[Collected data]
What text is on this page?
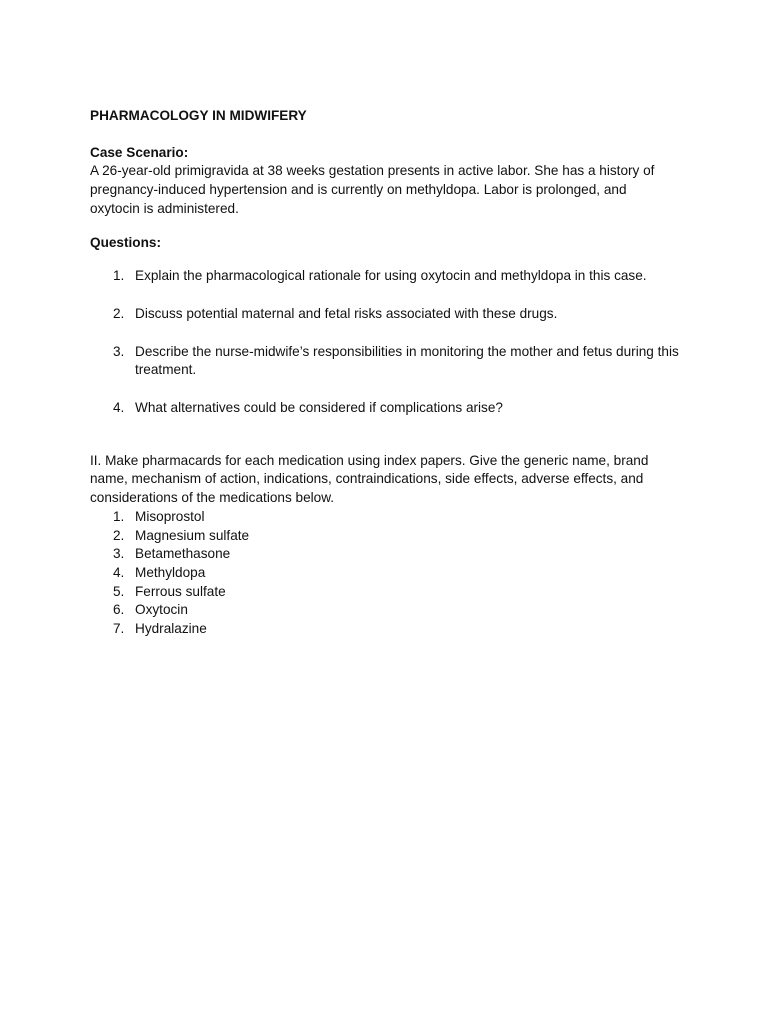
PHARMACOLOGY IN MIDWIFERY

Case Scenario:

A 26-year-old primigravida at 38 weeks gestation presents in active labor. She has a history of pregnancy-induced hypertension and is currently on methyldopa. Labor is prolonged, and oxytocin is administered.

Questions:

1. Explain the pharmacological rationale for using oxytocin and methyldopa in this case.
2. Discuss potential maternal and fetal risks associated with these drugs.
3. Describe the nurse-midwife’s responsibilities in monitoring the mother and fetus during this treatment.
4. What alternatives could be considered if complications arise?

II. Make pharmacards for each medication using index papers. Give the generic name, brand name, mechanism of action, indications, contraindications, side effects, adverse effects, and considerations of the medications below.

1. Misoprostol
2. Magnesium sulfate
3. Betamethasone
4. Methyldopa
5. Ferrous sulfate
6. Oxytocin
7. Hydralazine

* * *

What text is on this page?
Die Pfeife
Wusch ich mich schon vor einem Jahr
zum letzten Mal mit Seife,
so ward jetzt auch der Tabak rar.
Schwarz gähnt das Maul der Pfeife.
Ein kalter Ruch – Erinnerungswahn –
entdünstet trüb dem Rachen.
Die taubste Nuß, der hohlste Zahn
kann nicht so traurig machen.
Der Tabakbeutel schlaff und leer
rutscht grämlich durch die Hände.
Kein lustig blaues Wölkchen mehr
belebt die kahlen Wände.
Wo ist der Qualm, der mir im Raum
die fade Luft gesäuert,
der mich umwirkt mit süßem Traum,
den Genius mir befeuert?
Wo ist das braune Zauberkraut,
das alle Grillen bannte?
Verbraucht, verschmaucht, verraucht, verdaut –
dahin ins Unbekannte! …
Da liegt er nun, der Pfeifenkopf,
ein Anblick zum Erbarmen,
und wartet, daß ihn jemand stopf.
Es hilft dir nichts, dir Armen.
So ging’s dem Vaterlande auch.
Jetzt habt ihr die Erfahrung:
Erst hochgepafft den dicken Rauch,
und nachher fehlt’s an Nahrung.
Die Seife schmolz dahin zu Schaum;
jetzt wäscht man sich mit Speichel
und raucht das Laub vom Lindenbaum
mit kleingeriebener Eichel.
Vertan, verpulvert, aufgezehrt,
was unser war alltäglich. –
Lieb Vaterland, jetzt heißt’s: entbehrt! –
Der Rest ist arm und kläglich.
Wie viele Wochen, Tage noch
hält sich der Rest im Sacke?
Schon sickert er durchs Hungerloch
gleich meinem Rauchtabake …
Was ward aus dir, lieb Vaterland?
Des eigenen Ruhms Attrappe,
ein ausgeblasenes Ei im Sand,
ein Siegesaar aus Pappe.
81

---

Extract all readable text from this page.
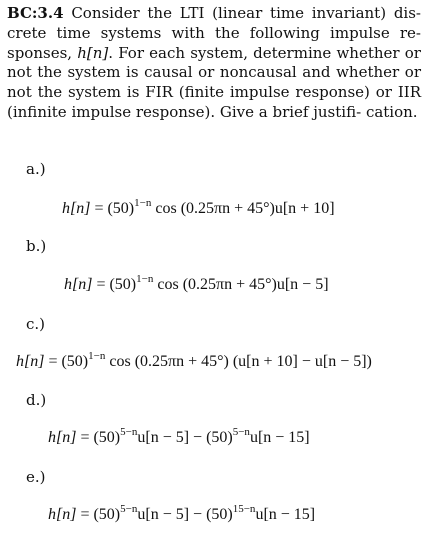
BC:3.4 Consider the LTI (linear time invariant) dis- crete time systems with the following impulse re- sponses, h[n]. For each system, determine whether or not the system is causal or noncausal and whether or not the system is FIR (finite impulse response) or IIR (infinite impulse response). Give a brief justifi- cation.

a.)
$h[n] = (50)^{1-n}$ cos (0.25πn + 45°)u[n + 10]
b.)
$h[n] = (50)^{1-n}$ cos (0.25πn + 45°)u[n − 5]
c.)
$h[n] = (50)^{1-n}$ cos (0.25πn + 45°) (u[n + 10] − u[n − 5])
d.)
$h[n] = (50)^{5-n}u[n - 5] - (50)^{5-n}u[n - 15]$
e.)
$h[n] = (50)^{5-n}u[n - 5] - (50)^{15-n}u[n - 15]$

[GIVEN REQUEST]
Show every line above in which the word "mich" occurs.

[ANSWER BELOW]
Wusch ich mich schon vor einem Jahr
der mich umwirkt mit süßem Traum,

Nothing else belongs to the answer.